■ **TASK STATEMENT**: Show every line in the listing below that contains the string "Форма".

■ **DATASET EXTRACT**:
# # #
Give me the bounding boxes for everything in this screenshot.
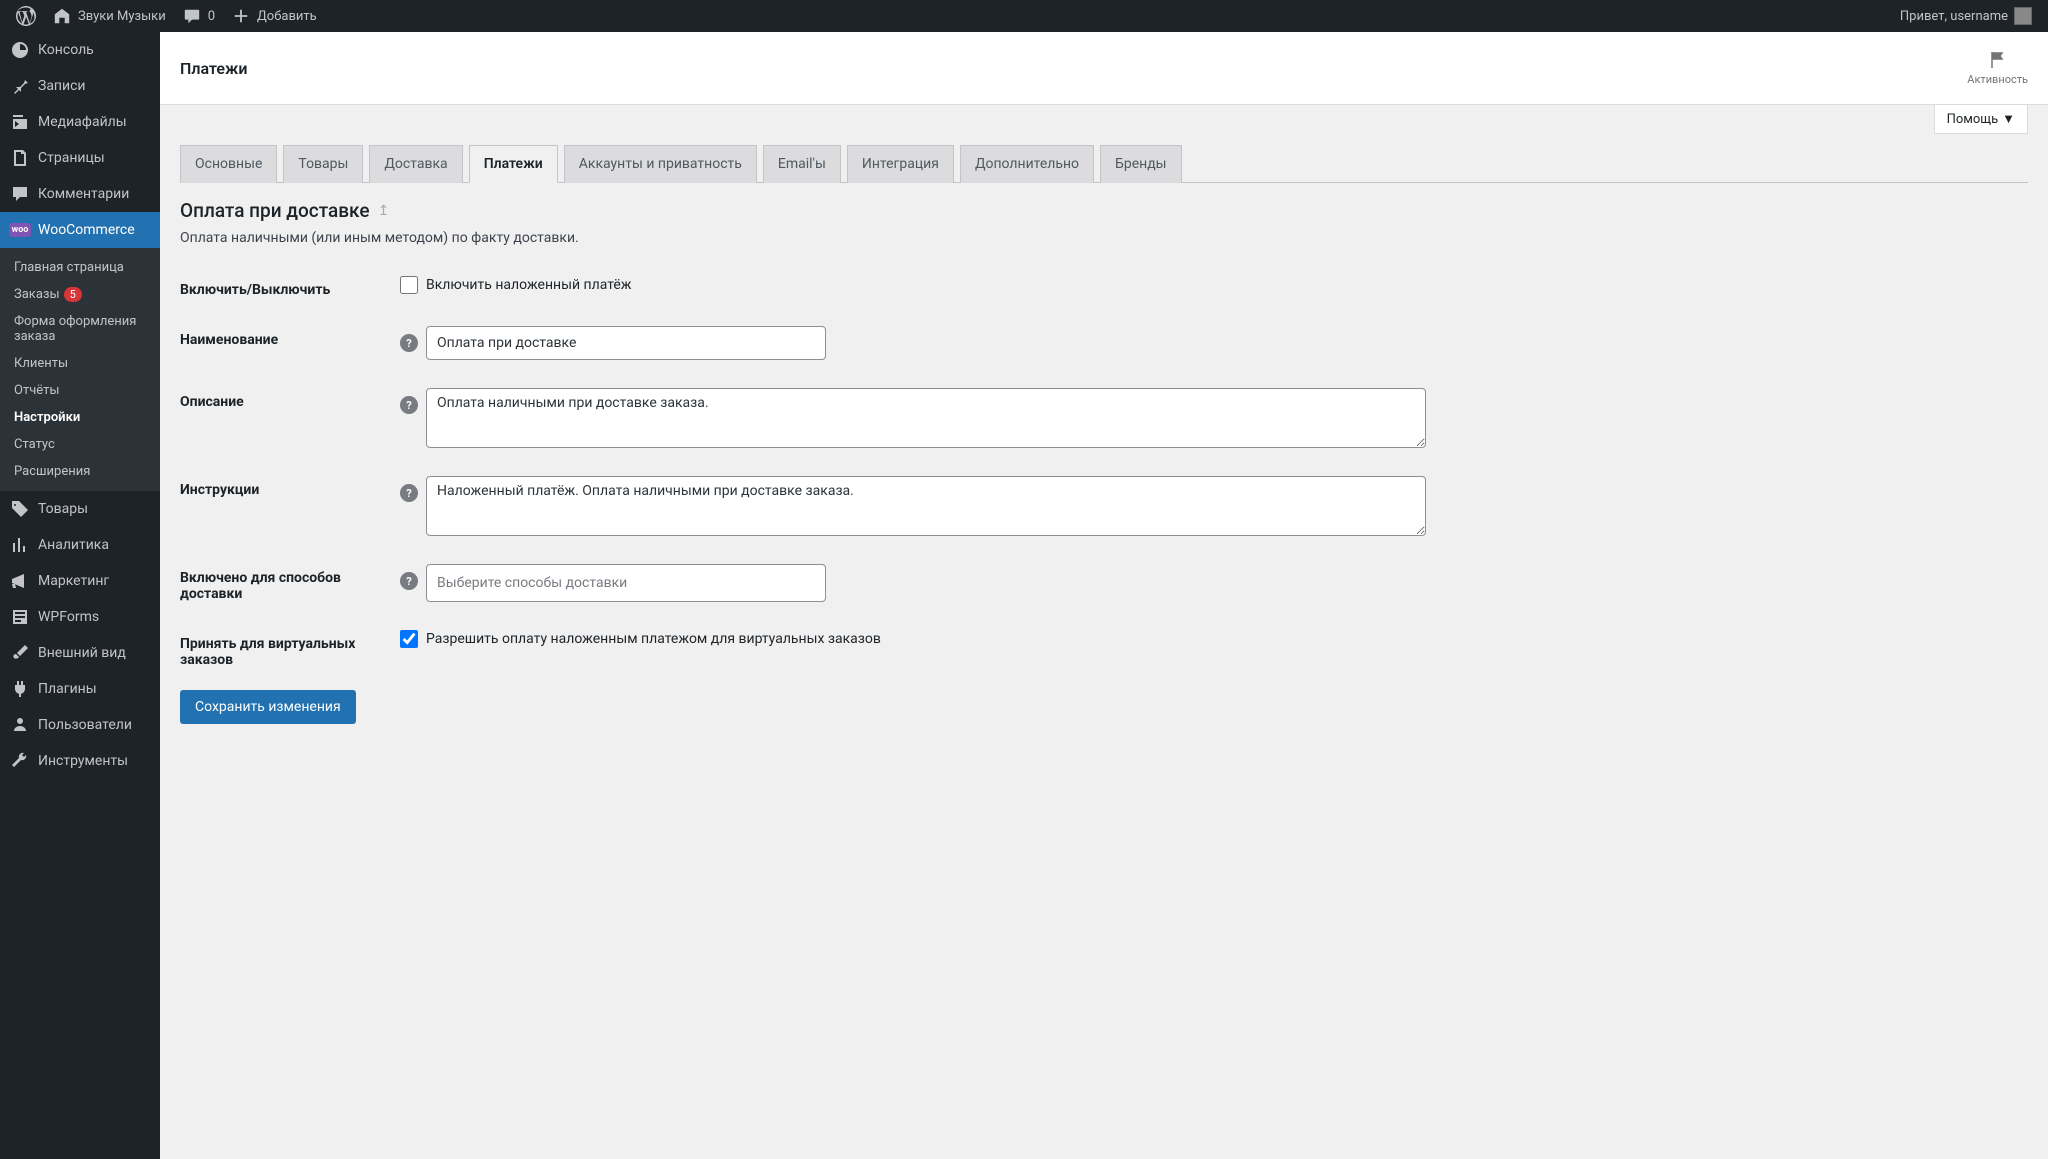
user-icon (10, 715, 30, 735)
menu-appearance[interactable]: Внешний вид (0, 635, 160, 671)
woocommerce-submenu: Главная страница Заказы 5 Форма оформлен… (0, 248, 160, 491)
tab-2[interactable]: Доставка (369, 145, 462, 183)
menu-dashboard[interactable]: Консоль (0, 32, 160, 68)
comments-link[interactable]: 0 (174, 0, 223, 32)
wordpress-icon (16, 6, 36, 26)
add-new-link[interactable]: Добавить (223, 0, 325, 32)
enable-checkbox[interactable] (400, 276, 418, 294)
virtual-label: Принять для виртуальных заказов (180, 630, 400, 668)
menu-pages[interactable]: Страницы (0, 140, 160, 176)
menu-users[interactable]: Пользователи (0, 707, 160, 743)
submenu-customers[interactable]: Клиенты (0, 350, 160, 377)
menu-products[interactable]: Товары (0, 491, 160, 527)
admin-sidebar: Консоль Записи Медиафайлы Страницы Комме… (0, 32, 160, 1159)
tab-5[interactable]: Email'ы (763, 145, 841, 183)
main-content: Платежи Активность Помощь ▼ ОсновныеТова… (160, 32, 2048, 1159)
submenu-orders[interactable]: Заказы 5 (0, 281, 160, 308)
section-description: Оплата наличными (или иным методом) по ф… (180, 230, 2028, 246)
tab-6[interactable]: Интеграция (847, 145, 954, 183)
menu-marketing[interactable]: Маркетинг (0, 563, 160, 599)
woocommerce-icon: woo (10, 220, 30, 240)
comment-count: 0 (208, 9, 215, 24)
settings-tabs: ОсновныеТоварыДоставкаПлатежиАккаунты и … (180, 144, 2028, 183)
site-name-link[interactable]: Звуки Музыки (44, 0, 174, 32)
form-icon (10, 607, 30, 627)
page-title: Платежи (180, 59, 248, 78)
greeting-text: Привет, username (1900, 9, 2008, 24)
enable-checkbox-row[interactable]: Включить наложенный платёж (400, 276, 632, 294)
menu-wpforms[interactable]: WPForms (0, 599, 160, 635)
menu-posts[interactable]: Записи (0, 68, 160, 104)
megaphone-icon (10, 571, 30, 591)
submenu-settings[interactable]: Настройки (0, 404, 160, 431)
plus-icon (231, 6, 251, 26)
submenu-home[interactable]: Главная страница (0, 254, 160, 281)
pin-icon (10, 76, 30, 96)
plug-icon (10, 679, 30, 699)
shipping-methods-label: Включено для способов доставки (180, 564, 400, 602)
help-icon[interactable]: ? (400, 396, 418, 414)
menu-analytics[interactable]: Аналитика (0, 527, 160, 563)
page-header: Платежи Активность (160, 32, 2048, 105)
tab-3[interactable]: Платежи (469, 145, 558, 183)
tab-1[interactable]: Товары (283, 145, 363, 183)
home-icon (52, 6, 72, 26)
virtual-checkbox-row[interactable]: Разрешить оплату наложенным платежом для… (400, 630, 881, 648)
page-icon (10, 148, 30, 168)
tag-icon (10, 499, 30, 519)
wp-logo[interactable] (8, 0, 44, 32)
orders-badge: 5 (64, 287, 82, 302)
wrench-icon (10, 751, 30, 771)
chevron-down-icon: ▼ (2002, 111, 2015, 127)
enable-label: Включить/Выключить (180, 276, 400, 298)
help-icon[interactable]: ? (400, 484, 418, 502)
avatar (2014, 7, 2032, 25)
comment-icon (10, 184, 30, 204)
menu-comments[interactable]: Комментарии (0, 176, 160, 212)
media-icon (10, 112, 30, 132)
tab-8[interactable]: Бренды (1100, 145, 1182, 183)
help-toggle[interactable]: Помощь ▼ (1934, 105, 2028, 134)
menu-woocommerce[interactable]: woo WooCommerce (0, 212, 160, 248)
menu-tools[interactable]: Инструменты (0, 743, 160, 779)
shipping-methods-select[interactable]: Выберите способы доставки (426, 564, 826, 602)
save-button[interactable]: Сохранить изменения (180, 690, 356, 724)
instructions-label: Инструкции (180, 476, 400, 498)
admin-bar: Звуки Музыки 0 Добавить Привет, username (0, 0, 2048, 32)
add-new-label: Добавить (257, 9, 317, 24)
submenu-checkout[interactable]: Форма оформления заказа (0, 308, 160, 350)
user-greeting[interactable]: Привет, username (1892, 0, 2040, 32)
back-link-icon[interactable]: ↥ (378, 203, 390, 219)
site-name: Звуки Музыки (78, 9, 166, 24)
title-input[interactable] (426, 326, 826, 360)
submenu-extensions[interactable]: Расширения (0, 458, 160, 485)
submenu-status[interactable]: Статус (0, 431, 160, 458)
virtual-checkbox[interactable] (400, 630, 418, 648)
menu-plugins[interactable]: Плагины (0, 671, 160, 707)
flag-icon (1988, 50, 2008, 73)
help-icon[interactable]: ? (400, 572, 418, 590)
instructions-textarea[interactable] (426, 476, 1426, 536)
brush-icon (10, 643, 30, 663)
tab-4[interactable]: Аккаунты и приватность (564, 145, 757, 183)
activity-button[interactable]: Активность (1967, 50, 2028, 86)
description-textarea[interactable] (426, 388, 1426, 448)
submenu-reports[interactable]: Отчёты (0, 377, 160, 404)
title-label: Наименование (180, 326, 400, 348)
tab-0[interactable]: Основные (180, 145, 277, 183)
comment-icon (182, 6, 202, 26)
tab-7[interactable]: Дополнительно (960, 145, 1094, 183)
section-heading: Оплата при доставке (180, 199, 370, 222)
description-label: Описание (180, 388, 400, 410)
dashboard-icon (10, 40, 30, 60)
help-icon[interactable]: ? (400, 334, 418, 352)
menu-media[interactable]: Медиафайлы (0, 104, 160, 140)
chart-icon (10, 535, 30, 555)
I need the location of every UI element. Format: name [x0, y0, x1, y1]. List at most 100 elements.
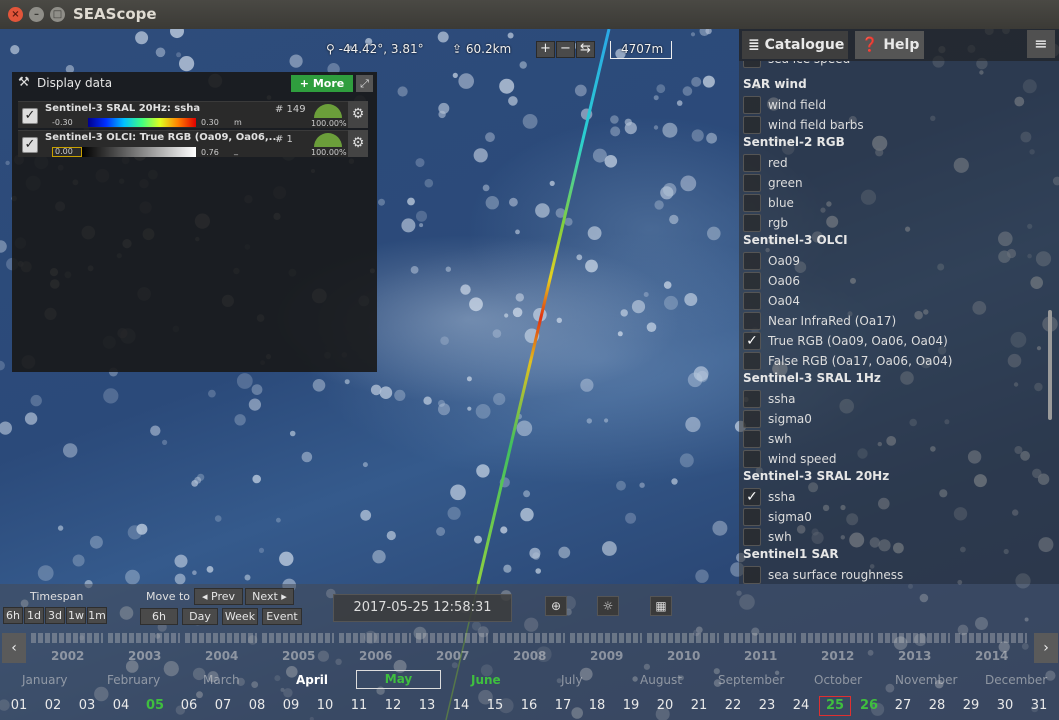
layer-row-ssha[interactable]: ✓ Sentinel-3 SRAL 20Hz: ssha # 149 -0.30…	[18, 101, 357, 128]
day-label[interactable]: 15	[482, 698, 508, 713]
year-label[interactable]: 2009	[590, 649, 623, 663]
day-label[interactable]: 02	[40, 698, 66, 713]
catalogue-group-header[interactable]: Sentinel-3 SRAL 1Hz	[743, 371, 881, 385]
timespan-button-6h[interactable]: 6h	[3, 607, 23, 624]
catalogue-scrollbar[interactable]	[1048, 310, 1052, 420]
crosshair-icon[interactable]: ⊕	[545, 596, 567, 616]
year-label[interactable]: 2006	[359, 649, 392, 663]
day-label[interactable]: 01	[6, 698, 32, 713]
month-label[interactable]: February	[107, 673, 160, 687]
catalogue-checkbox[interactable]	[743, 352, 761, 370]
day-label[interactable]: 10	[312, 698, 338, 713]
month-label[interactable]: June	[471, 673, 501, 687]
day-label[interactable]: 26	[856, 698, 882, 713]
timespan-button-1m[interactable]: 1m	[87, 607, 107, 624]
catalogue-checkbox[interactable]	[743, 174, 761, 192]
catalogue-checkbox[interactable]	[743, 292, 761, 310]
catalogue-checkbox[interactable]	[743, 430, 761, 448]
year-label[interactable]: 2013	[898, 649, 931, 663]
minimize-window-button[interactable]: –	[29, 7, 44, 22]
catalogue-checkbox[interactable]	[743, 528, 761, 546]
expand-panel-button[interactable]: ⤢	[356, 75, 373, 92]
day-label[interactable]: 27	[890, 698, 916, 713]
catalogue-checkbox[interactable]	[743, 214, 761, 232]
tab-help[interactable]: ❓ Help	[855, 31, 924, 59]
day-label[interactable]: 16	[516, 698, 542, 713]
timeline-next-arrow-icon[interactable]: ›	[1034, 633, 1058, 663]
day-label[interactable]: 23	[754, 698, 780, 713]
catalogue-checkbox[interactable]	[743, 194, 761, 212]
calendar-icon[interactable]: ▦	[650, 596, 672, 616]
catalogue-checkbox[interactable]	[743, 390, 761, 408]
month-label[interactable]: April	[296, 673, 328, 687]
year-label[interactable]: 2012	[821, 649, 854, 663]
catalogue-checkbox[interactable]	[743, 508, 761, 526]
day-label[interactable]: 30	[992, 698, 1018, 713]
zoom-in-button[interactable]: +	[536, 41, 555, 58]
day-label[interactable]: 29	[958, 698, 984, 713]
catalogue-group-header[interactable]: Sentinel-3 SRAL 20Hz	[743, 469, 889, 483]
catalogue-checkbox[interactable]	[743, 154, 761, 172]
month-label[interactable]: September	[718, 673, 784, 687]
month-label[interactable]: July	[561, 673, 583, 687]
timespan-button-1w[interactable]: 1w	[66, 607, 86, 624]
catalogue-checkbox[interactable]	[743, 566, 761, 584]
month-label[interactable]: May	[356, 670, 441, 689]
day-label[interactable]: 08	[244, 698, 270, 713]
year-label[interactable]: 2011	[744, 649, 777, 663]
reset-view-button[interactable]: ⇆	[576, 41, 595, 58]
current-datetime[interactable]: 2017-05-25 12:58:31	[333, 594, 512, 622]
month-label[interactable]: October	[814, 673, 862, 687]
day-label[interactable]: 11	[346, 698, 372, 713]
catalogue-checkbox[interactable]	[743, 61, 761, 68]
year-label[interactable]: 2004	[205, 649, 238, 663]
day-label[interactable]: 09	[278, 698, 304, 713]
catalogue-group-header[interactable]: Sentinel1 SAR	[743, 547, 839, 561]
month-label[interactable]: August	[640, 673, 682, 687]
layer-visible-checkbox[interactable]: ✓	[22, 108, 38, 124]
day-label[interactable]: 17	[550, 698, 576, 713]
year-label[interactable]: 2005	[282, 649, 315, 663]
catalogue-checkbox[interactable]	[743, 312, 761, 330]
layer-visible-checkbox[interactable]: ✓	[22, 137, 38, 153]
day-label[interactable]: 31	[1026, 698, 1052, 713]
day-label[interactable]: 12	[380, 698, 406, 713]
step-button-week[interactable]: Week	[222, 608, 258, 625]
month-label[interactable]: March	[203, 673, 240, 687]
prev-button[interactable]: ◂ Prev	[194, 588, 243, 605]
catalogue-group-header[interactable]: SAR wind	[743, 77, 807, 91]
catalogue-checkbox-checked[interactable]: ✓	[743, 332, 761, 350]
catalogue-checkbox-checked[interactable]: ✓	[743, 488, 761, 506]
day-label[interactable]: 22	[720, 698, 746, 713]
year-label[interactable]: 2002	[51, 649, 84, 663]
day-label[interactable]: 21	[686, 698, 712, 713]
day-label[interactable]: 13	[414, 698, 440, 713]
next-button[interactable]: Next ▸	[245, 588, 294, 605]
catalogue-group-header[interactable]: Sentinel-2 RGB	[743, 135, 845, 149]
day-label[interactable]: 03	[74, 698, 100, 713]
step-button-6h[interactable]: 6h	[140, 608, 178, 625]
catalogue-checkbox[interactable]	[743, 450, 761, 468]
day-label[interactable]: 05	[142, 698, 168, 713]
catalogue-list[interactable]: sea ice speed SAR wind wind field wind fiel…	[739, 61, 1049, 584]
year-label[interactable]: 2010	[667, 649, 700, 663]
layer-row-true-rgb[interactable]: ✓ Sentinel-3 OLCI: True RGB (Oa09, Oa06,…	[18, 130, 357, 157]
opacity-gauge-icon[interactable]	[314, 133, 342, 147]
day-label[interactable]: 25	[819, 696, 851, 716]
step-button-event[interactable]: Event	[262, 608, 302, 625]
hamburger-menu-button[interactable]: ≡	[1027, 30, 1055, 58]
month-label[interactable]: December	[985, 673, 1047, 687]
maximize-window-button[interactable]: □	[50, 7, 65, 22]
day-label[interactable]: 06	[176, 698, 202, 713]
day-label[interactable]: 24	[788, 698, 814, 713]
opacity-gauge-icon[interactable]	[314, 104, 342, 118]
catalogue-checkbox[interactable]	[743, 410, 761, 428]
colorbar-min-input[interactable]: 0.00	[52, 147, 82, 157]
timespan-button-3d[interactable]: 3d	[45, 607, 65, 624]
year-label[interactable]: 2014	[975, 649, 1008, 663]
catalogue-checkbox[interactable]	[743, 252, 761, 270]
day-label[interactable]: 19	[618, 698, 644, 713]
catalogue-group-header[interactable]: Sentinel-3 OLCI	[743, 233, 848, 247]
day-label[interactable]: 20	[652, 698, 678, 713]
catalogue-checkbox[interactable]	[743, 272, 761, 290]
# # #
■ **ANSWER IN FULL**:
woocommerce-submenu: Главная страница Заказы 5 Форма оформлен… (0, 248, 160, 491)
submenu-checkout[interactable]: Форма оформления заказа (0, 308, 160, 350)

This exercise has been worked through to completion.